AIM OF THE EXERCISE: In the fake rescues thread, change the part from "Man what an" to "be REALLY peeved." by swapping "despicable" for "shameless", and give that part again.

READING PASSAGE:

# Fake Rescues



## gotchea (May 4, 2013)

I had Wilder's old cage for sale on craigslist. I put in the post that I would give it away for free to a small animal rescue who needs it. I know it is hard being a rescue and I was willing to donate the cage. Someone contacted me from a start up rescue who wants to expanded, but said it has been really hard because good cages are so expensive. So I let her take the cage for free, and now she is selling it on craigslist for money.... There are so many other rescues who could have used that cage! Or I could have donated it to the shelter. It is annoying being lied to. Blah!


----------



## darkiss4428 (May 31, 2014)

you could report them for fraud


----------



## gotchea (May 4, 2013)

darkiss4428 said:


> you could report them for fraud


 Who would I report them to?


----------



## darkiss4428 (May 31, 2014)

police maby? id try or at least call them and see what you can do


----------



## gotchea (May 4, 2013)

I will think about that. It just sucks. I hope they get no money for the cage! >=]


----------



## ksaxton (Apr 20, 2014)

Man what an awful person! I would be so mad!! Make a post on Craigslist, like a buyer beware and explain what happened and warn everyone else that this person is not a rescue and is a despicable fraud. Put it everywhere all over Craigslist and ruin their chances of getting more free stuff from people like you trying to do a good deed. Next time you want to give to a rescue, just be sure to ask for a web page or pictures of it to make sure it's legitimate. Sorry about your experience, that sucks. 


Sent from Petguide.com Free App


----------



## gotchea (May 4, 2013)

That is good advice thank you. Next time I will ask for a website. I just didn't really think about it. I guess I am naive when it comes to that stuff. I didn't think someone would want to fake a rat rescue. She sent me pictures of some of the rats. She had boys and girls, hopefully she doesn't breed them or I'll be REALLY peeved.


----------



## kayepaye (Jul 31, 2014)

That is SO aggravating!

Raw records:
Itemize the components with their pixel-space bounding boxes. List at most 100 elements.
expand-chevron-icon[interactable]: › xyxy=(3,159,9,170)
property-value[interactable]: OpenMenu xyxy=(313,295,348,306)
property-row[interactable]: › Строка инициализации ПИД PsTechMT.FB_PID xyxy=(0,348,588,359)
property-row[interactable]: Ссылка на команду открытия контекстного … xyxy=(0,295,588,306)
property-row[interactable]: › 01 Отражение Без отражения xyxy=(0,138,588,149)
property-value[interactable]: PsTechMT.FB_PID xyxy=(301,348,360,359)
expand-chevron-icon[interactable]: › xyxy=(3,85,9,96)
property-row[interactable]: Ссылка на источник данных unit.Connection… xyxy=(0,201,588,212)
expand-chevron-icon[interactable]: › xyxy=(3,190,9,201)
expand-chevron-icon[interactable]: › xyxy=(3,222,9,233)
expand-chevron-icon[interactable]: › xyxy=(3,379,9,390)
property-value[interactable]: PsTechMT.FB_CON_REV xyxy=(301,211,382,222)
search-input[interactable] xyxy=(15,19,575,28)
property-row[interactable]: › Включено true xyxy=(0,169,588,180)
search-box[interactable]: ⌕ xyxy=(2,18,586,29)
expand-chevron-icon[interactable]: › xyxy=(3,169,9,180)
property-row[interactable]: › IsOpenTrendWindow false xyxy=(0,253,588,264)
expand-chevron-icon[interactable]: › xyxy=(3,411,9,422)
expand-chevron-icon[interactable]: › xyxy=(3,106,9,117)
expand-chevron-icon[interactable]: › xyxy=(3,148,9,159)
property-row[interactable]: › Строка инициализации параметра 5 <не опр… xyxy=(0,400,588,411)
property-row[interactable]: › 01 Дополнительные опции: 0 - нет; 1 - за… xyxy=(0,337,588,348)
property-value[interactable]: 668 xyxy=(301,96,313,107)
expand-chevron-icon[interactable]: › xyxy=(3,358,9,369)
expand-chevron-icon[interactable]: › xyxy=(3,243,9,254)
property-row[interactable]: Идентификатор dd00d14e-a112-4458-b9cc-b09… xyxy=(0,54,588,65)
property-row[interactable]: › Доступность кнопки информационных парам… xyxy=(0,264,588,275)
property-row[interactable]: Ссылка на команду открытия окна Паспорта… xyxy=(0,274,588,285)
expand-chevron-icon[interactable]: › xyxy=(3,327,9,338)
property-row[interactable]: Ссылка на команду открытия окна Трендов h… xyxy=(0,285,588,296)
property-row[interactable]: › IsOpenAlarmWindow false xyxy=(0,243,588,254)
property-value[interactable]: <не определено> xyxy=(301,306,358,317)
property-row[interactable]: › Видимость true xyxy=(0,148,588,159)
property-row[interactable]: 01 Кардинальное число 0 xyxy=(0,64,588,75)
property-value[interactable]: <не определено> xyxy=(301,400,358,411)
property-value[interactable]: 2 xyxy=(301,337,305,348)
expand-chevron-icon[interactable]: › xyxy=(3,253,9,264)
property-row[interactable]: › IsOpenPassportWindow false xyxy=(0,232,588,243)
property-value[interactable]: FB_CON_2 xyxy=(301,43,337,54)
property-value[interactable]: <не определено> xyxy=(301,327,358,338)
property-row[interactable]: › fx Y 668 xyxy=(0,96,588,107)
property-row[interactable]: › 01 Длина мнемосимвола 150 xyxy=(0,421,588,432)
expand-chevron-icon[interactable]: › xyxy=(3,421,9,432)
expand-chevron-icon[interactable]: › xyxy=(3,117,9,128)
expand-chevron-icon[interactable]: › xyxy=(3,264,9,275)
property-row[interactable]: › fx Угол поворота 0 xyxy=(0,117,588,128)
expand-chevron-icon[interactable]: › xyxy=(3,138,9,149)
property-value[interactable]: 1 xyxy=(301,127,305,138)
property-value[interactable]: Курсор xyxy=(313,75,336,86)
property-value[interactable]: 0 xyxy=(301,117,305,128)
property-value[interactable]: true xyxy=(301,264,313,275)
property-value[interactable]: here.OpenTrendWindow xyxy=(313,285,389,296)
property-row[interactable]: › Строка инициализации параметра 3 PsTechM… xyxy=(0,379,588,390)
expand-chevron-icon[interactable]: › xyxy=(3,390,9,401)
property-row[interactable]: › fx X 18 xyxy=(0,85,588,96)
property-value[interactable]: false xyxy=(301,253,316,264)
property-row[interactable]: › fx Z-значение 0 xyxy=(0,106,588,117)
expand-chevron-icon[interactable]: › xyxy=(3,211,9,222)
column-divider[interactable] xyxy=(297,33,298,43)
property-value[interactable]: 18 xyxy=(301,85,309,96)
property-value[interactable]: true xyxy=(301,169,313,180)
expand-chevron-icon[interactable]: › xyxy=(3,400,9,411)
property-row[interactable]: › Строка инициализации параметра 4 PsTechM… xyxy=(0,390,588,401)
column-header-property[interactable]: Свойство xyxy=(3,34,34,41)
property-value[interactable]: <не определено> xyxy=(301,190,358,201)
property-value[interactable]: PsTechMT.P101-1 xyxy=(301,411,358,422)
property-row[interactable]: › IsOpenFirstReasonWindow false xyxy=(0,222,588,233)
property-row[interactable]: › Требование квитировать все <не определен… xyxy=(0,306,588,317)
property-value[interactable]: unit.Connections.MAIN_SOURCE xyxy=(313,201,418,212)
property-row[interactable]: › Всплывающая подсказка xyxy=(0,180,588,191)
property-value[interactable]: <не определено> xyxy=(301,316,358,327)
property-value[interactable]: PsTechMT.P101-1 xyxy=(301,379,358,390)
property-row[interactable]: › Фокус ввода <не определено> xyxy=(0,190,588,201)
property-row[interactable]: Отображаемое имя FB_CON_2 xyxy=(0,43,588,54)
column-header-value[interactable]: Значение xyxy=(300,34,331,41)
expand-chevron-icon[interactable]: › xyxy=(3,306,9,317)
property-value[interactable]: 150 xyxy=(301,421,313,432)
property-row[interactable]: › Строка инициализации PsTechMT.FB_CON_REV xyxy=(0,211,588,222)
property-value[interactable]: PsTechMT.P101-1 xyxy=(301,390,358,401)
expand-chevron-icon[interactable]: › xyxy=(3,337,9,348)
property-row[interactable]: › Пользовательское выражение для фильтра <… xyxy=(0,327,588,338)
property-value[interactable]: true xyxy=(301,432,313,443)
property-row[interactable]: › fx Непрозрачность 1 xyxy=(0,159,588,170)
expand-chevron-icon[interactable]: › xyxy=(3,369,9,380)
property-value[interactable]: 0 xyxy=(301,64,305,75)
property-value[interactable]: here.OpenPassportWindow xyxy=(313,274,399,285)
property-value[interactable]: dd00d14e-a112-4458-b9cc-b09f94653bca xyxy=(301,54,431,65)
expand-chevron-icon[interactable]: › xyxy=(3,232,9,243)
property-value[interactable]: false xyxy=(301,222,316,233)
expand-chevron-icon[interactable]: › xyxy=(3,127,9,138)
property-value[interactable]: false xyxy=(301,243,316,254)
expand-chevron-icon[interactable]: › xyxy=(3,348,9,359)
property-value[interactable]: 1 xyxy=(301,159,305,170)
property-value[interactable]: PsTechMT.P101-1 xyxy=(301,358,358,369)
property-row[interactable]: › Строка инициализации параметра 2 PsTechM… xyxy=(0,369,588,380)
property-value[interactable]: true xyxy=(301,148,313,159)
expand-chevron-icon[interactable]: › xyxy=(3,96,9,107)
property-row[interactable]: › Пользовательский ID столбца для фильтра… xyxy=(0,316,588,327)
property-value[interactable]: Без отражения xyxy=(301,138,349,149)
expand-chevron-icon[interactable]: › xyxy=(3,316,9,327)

WRITTEN REPLY:
Man what an awful person! I would be so mad!! Make a post on Craigslist, like a buyer beware and explain what happened and warn everyone else that this person is not a rescue and is a shameless fraud. Put it everywhere all over Craigslist and ruin their chances of getting more free stuff from people like you trying to do a good deed. Next time you want to give to a rescue, just be sure to ask for a web page or pictures of it to make sure it's legitimate. Sorry about your experience, that sucks. 


Sent from Petguide.com Free App


----------



## gotchea (May 4, 2013)

That is good advice thank you. Next time I will ask for a website. I just didn't really think about it. I guess I am naive when it comes to that stuff. I didn't think someone would want to fake a rat rescue. She sent me pictures of some of the rats. She had boys and girls, hopefully she doesn't breed them or I'll be REALLY peeved.